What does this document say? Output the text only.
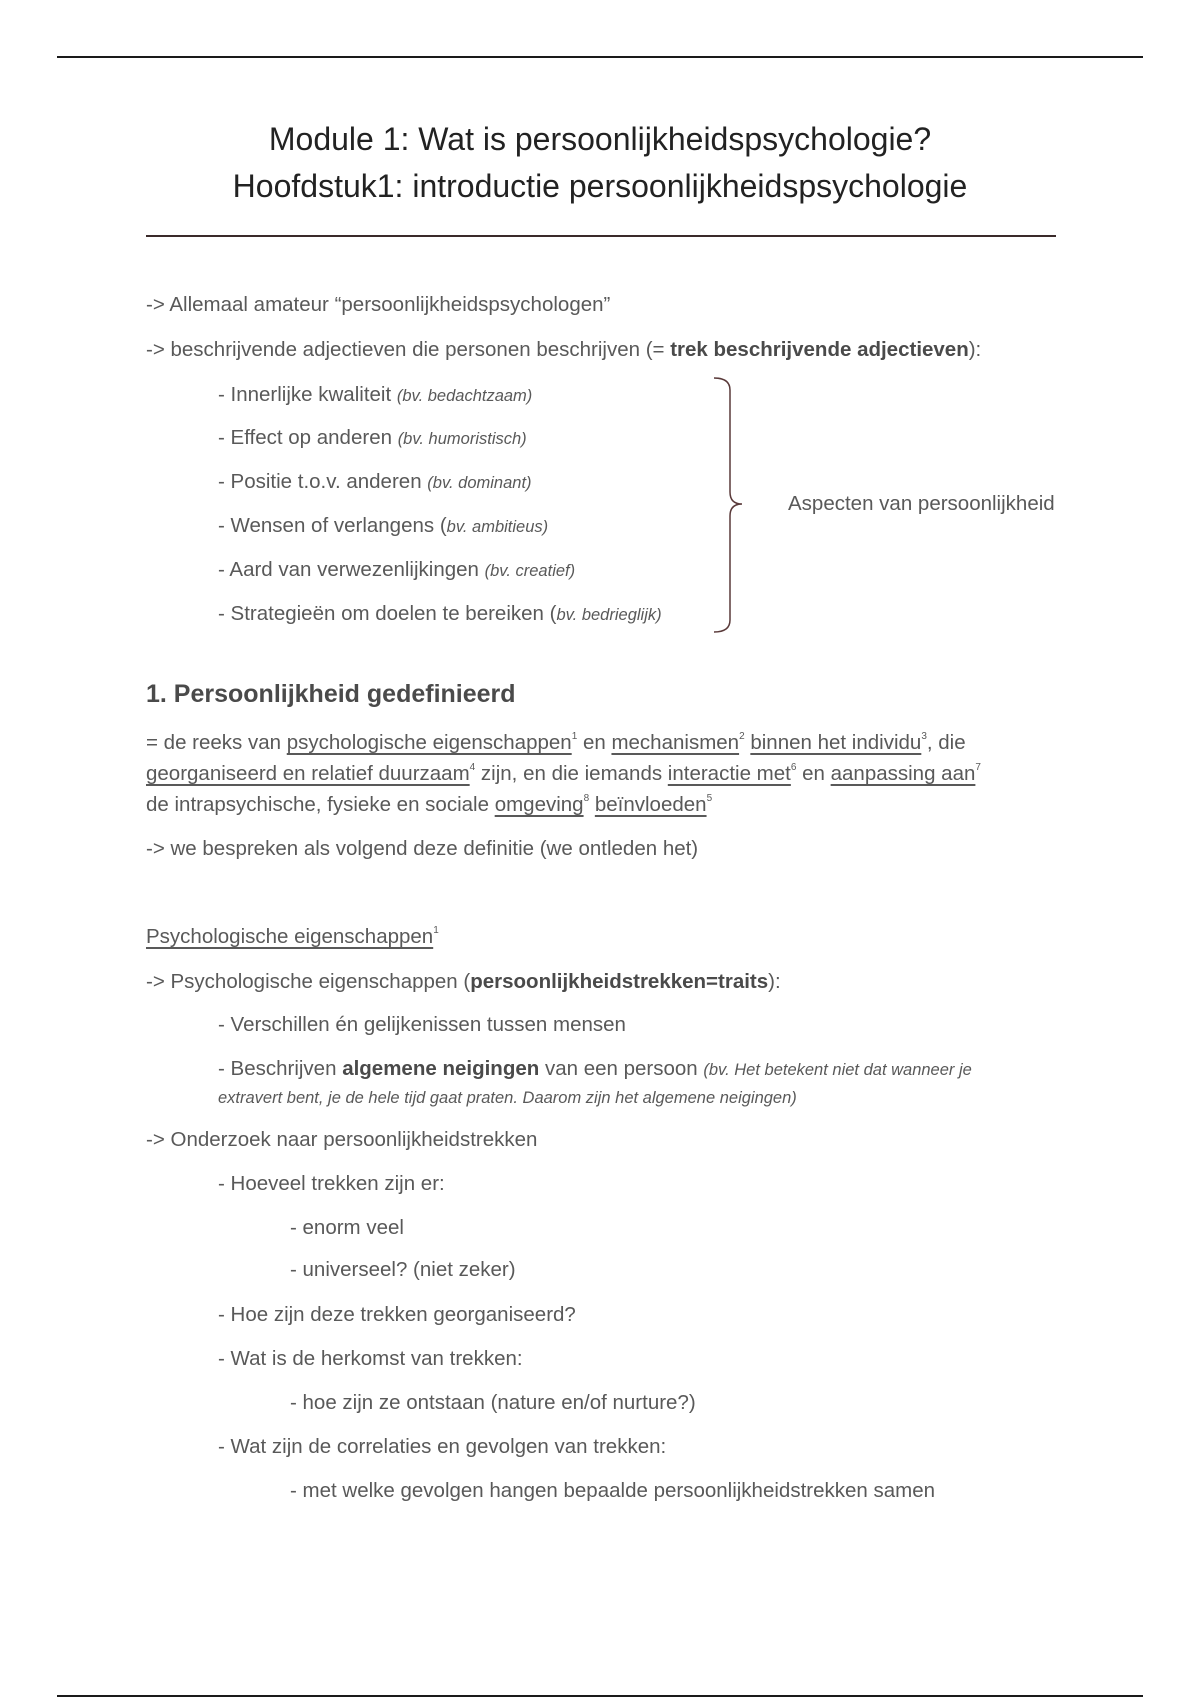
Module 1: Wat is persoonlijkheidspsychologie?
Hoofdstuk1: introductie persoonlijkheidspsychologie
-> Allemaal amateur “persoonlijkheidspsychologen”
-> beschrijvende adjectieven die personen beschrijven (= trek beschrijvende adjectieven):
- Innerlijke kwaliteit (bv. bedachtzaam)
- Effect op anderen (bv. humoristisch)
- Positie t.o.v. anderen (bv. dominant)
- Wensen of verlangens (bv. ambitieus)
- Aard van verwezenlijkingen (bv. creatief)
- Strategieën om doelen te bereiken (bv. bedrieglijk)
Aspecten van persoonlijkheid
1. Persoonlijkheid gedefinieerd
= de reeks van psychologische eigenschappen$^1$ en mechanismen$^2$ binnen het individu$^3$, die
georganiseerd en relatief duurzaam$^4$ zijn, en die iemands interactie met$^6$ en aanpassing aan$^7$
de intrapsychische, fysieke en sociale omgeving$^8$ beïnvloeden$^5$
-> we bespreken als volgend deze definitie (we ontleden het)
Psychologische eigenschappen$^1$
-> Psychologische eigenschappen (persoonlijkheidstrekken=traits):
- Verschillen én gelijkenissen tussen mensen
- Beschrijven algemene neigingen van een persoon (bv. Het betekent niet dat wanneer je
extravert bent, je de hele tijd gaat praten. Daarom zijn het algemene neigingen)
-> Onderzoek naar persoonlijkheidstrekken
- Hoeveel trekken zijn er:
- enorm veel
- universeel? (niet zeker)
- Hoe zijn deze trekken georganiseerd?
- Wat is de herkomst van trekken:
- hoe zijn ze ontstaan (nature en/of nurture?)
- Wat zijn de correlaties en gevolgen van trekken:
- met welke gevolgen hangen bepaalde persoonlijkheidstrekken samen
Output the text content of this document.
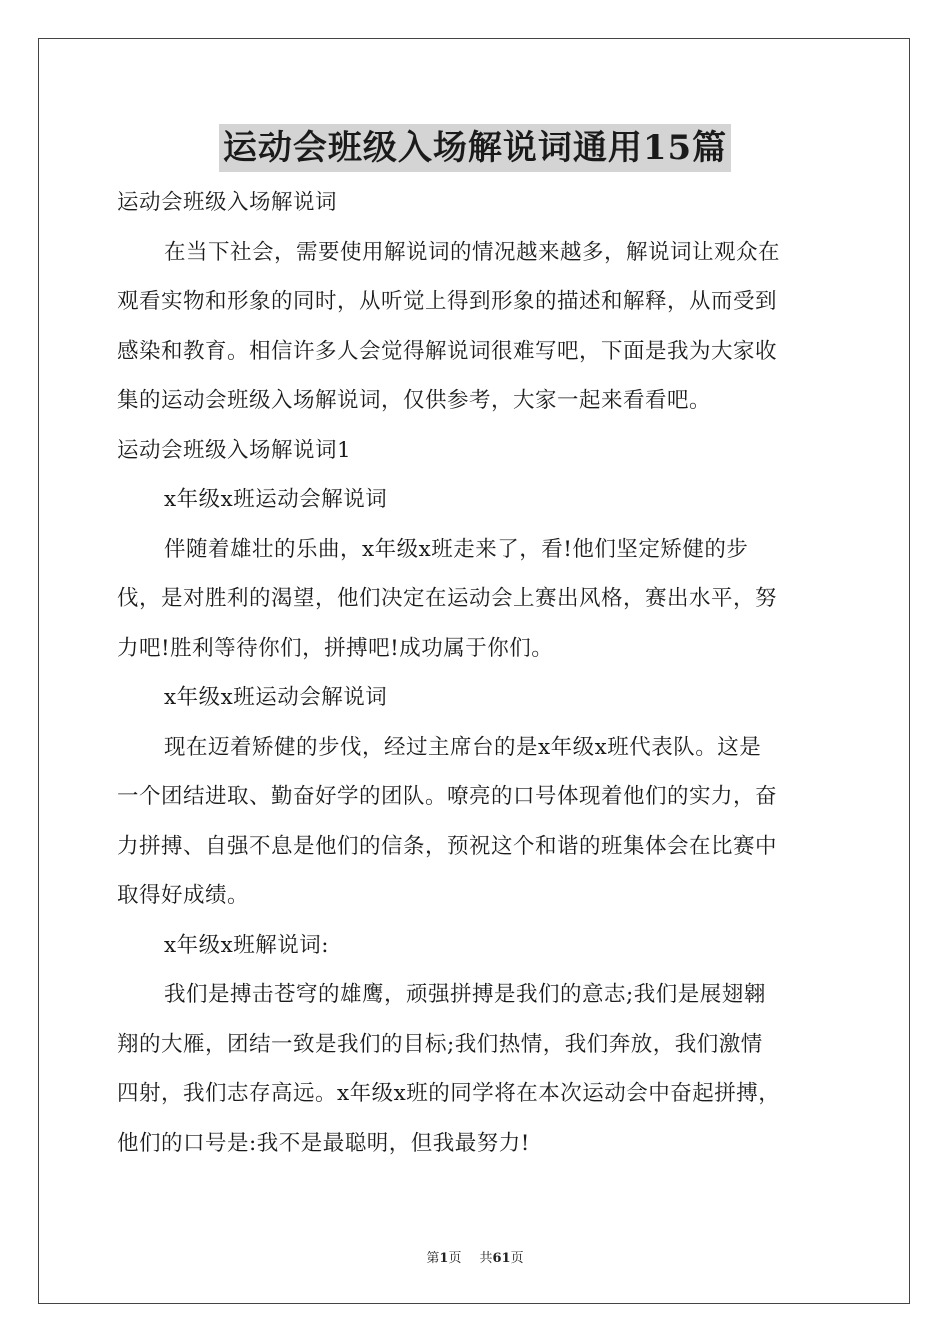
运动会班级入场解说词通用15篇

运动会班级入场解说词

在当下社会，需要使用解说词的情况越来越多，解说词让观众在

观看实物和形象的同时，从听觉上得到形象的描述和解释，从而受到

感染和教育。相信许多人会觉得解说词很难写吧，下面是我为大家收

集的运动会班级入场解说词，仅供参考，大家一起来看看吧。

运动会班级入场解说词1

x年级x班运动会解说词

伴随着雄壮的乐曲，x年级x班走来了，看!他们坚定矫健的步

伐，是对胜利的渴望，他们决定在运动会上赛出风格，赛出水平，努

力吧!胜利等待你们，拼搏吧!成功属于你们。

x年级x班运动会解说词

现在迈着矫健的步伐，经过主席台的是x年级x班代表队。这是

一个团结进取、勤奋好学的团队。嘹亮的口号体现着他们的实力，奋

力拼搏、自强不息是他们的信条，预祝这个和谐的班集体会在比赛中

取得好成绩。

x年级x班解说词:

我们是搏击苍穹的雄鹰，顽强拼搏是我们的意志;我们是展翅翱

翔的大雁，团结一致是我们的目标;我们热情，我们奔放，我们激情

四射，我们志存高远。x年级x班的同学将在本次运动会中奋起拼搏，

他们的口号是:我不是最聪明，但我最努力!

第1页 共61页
= = =
▸ **PROBLEM TO WORK ON**: Tell how many lines of the records above hold the string "deze". Give no other text.

▸ **REPLY TO THE EXERCISE**: 2